Transcribe the material exactly. Images do not belong in the copy.

Dataset entries on figures:
══════════════════════════════
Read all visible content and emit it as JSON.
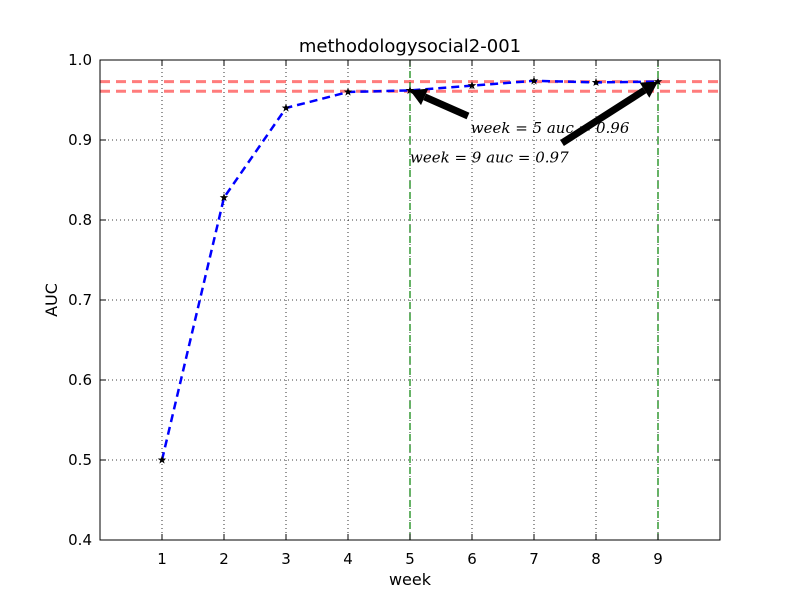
{
  "chart_data": {
    "type": "line",
    "title": "methodologysocial2-001",
    "xlabel": "week",
    "ylabel": "AUC",
    "xlim": [
      0,
      10
    ],
    "ylim": [
      0.4,
      1.0
    ],
    "xticks": [
      1,
      2,
      3,
      4,
      5,
      6,
      7,
      8,
      9
    ],
    "yticks": [
      0.4,
      0.5,
      0.6,
      0.7,
      0.8,
      0.9,
      1.0
    ],
    "grid": true,
    "x": [
      1,
      2,
      3,
      4,
      5,
      6,
      7,
      8,
      9
    ],
    "series": [
      {
        "values": [
          0.5,
          0.828,
          0.94,
          0.96,
          0.962,
          0.968,
          0.974,
          0.972,
          0.973
        ],
        "color": "#0000ff",
        "marker": "star",
        "marker_color": "#000000",
        "line_style": "dashed"
      }
    ],
    "reference_lines": {
      "horizontal": [
        {
          "y": 0.973,
          "color": "#ff6666",
          "style": "dashed"
        },
        {
          "y": 0.961,
          "color": "#ff6666",
          "style": "dashed"
        }
      ],
      "vertical": [
        {
          "x": 5,
          "color": "#008000",
          "style": "dashed"
        },
        {
          "x": 9,
          "color": "#008000",
          "style": "dashed"
        }
      ]
    },
    "annotations": [
      {
        "text": "week = 5  auc = 0.96",
        "point": {
          "x": 5,
          "y": 0.962
        },
        "text_at": {
          "x": 5.98,
          "y": 0.915
        }
      },
      {
        "text": "week = 9  auc = 0.97",
        "point": {
          "x": 9,
          "y": 0.973
        },
        "text_at": {
          "x": 5.0,
          "y": 0.878
        }
      }
    ]
  }
}
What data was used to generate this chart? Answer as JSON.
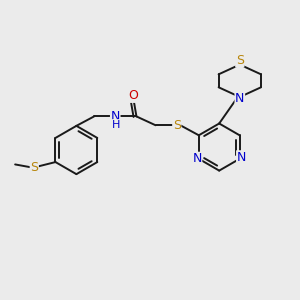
{
  "bg_color": "#ebebeb",
  "bond_color": "#1a1a1a",
  "bond_width": 1.4,
  "atom_colors": {
    "S": "#b8860b",
    "N": "#0000cc",
    "O": "#cc0000",
    "C": "#1a1a1a"
  },
  "fig_size": [
    3.0,
    3.0
  ],
  "dpi": 100,
  "xlim": [
    0,
    10
  ],
  "ylim": [
    0,
    10
  ]
}
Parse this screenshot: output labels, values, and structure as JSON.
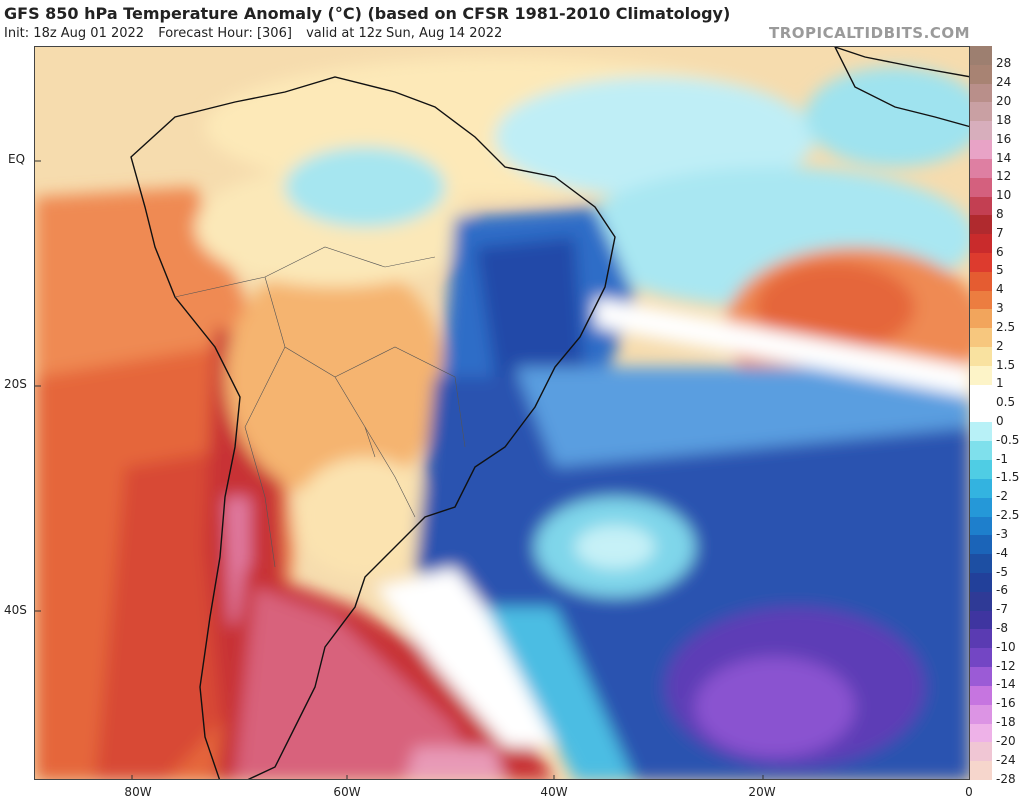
{
  "header": {
    "title": "GFS 850 hPa Temperature Anomaly (°C) (based on CFSR 1981-2010 Climatology)",
    "init": "Init: 18z Aug 01 2022",
    "forecast_hour": "Forecast Hour: [306]",
    "valid": "valid at 12z Sun, Aug 14 2022",
    "site": "TROPICALTIDBITS.COM"
  },
  "axes": {
    "y_labels": [
      "EQ",
      "20S",
      "40S"
    ],
    "x_labels": [
      "80W",
      "60W",
      "40W",
      "20W",
      "0"
    ]
  },
  "colorbar": {
    "labels": [
      "28",
      "24",
      "20",
      "18",
      "16",
      "14",
      "12",
      "10",
      "8",
      "7",
      "6",
      "5",
      "4",
      "3",
      "2.5",
      "2",
      "1.5",
      "1",
      "0.5",
      "0",
      "-0.5",
      "-1",
      "-1.5",
      "-2",
      "-2.5",
      "-3",
      "-4",
      "-5",
      "-6",
      "-7",
      "-8",
      "-10",
      "-12",
      "-14",
      "-16",
      "-18",
      "-20",
      "-24",
      "-28"
    ],
    "colors": [
      "#9d7f70",
      "#a88373",
      "#b98f8a",
      "#c9a0a3",
      "#d7aebc",
      "#e8a3c6",
      "#de7fa2",
      "#d4607e",
      "#c33f52",
      "#b02a2e",
      "#c92b2c",
      "#dd3b2e",
      "#e55c31",
      "#ec7d40",
      "#f2a55c",
      "#f7c77e",
      "#f9e2a0",
      "#fdf4c8",
      "#ffffff",
      "#ffffff",
      "#b8f1f7",
      "#7fe0ec",
      "#4fcde4",
      "#33b3e0",
      "#2598d8",
      "#1e7fcc",
      "#1b64b8",
      "#1d4fa3",
      "#22409a",
      "#2f3a96",
      "#3f35a0",
      "#5a3bb2",
      "#7346c4",
      "#9b5bd6",
      "#c675e0",
      "#dc94e4",
      "#eeb2e8",
      "#f0c6d4",
      "#f6d6cc"
    ]
  },
  "map": {
    "regions": [
      "south-america",
      "africa"
    ]
  }
}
══════════════════════════════
### [Solved problem]
Read all visible content and emit it as JSON.
{
  "chart_data": {
    "type": "line",
    "title": "methodologysocial2-001",
    "xlabel": "week",
    "ylabel": "AUC",
    "xlim": [
      0,
      10
    ],
    "ylim": [
      0.4,
      1.0
    ],
    "xticks": [
      1,
      2,
      3,
      4,
      5,
      6,
      7,
      8,
      9
    ],
    "yticks": [
      0.4,
      0.5,
      0.6,
      0.7,
      0.8,
      0.9,
      1.0
    ],
    "grid": true,
    "x": [
      1,
      2,
      3,
      4,
      5,
      6,
      7,
      8,
      9
    ],
    "series": [
      {
        "values": [
          0.5,
          0.828,
          0.94,
          0.96,
          0.962,
          0.968,
          0.974,
          0.972,
          0.973
        ],
        "color": "#0000ff",
        "marker": "star",
        "marker_color": "#000000",
        "line_style": "dashed"
      }
    ],
    "reference_lines": {
      "horizontal": [
        {
          "y": 0.973,
          "color": "#ff6666",
          "style": "dashed"
        },
        {
          "y": 0.961,
          "color": "#ff6666",
          "style": "dashed"
        }
      ],
      "vertical": [
        {
          "x": 5,
          "color": "#008000",
          "style": "dashed"
        },
        {
          "x": 9,
          "color": "#008000",
          "style": "dashed"
        }
      ]
    },
    "annotations": [
      {
        "text": "week = 5  auc = 0.96",
        "point": {
          "x": 5,
          "y": 0.962
        },
        "text_at": {
          "x": 5.98,
          "y": 0.915
        }
      },
      {
        "text": "week = 9  auc = 0.97",
        "point": {
          "x": 9,
          "y": 0.973
        },
        "text_at": {
          "x": 5.0,
          "y": 0.878
        }
      }
    ]
  }
}
What data was used to generate this chart? Answer as JSON.
{
  "bg_color": "#ebebeb",
  "bond_color": "#1a1a1a",
  "bond_width": 1.4,
  "atom_colors": {
    "S": "#b8860b",
    "N": "#0000cc",
    "O": "#cc0000",
    "C": "#1a1a1a"
  },
  "fig_size": [
    3.0,
    3.0
  ],
  "dpi": 100,
  "xlim": [
    0,
    10
  ],
  "ylim": [
    0,
    10
  ]
}
Parse this screenshot: output labels, values, and structure as JSON.
{
  "header": {
    "title": "GFS 850 hPa Temperature Anomaly (°C) (based on CFSR 1981-2010 Climatology)",
    "init": "Init: 18z Aug 01 2022",
    "forecast_hour": "Forecast Hour: [306]",
    "valid": "valid at 12z Sun, Aug 14 2022",
    "site": "TROPICALTIDBITS.COM"
  },
  "axes": {
    "y_labels": [
      "EQ",
      "20S",
      "40S"
    ],
    "x_labels": [
      "80W",
      "60W",
      "40W",
      "20W",
      "0"
    ]
  },
  "colorbar": {
    "labels": [
      "28",
      "24",
      "20",
      "18",
      "16",
      "14",
      "12",
      "10",
      "8",
      "7",
      "6",
      "5",
      "4",
      "3",
      "2.5",
      "2",
      "1.5",
      "1",
      "0.5",
      "0",
      "-0.5",
      "-1",
      "-1.5",
      "-2",
      "-2.5",
      "-3",
      "-4",
      "-5",
      "-6",
      "-7",
      "-8",
      "-10",
      "-12",
      "-14",
      "-16",
      "-18",
      "-20",
      "-24",
      "-28"
    ],
    "colors": [
      "#9d7f70",
      "#a88373",
      "#b98f8a",
      "#c9a0a3",
      "#d7aebc",
      "#e8a3c6",
      "#de7fa2",
      "#d4607e",
      "#c33f52",
      "#b02a2e",
      "#c92b2c",
      "#dd3b2e",
      "#e55c31",
      "#ec7d40",
      "#f2a55c",
      "#f7c77e",
      "#f9e2a0",
      "#fdf4c8",
      "#ffffff",
      "#ffffff",
      "#b8f1f7",
      "#7fe0ec",
      "#4fcde4",
      "#33b3e0",
      "#2598d8",
      "#1e7fcc",
      "#1b64b8",
      "#1d4fa3",
      "#22409a",
      "#2f3a96",
      "#3f35a0",
      "#5a3bb2",
      "#7346c4",
      "#9b5bd6",
      "#c675e0",
      "#dc94e4",
      "#eeb2e8",
      "#f0c6d4",
      "#f6d6cc"
    ]
  },
  "map": {
    "regions": [
      "south-america",
      "africa"
    ]
  }
}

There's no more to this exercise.